> _GIVEN EXERCISE_
Collect each line containing "meas".

#### GIVEN DATA

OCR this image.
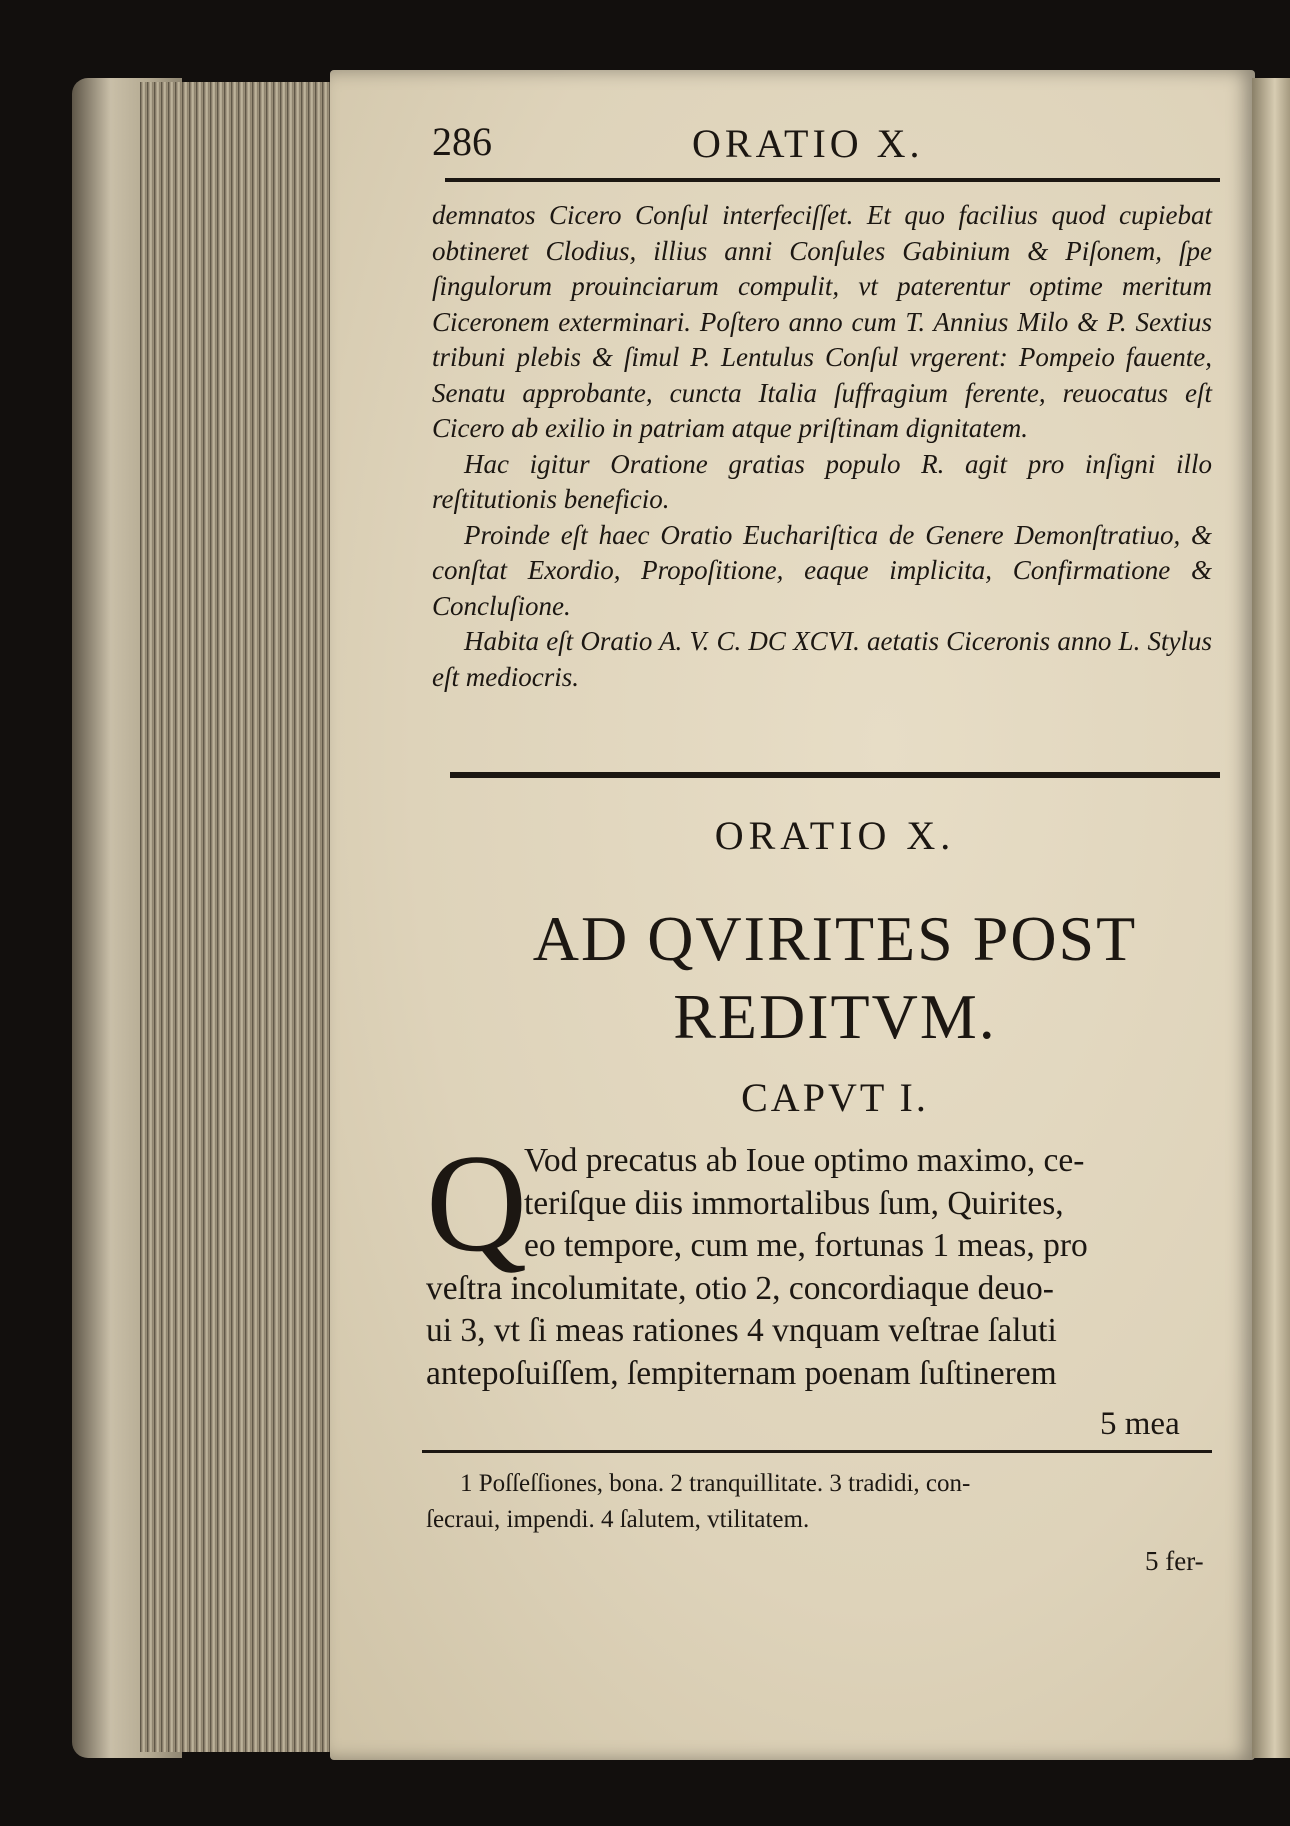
286	ORATIO X.

demnatos Cicero Conſul interfeciſſet. Et quo facilius quod cupiebat obtineret Clodius, illius anni Conſules Gabinium & Piſonem, ſpe ſingulorum prouinciarum compulit, vt paterentur optime meritum Ciceronem exterminari. Poſtero anno cum T. Annius Milo & P. Sextius tribuni plebis & ſimul P. Lentulus Conſul vrgerent: Pompeio fauente, Senatu approbante, cuncta Italia ſuffragium ferente, reuocatus eſt Cicero ab exilio in patriam atque priſtinam dignitatem.

Hac igitur Oratione gratias populo R. agit pro inſigni illo reſtitutionis beneficio.

Proinde eſt haec Oratio Euchariſtica de Genere Demonſtratiuo, & conſtat Exordio, Propoſitione, eaque implicita, Confirmatione & Concluſione.

Habita eſt Oratio A. V. C. DC XCVI. aetatis Ciceronis anno L. Stylus eſt mediocris.

ORATIO X.
AD QVIRITES POST
REDITVM.
CAPVT I.
Q
Vod precatus ab Ioue optimo maximo, ce-
teriſque diis immortalibus ſum, Quirites,
eo tempore, cum me, fortunas 1 meas, pro
veſtra incolumitate, otio 2, concordiaque deuo-
ui 3, vt ſi meas rationes 4 vnquam veſtrae ſaluti
antepoſuiſſem, ſempiternam poenam ſuſtinerem
5 mea
1 Poſſeſſiones, bona. 2 tranquillitate. 3 tradidi, con-
ſecraui, impendi. 4 ſalutem, vtilitatem.
5 fer-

########

> _SOLUTION TO THIS PROBLEM_
eo tempore, cum me, fortunas 1 meas, pro
ui 3, vt ſi meas rationes 4 vnquam veſtrae ſaluti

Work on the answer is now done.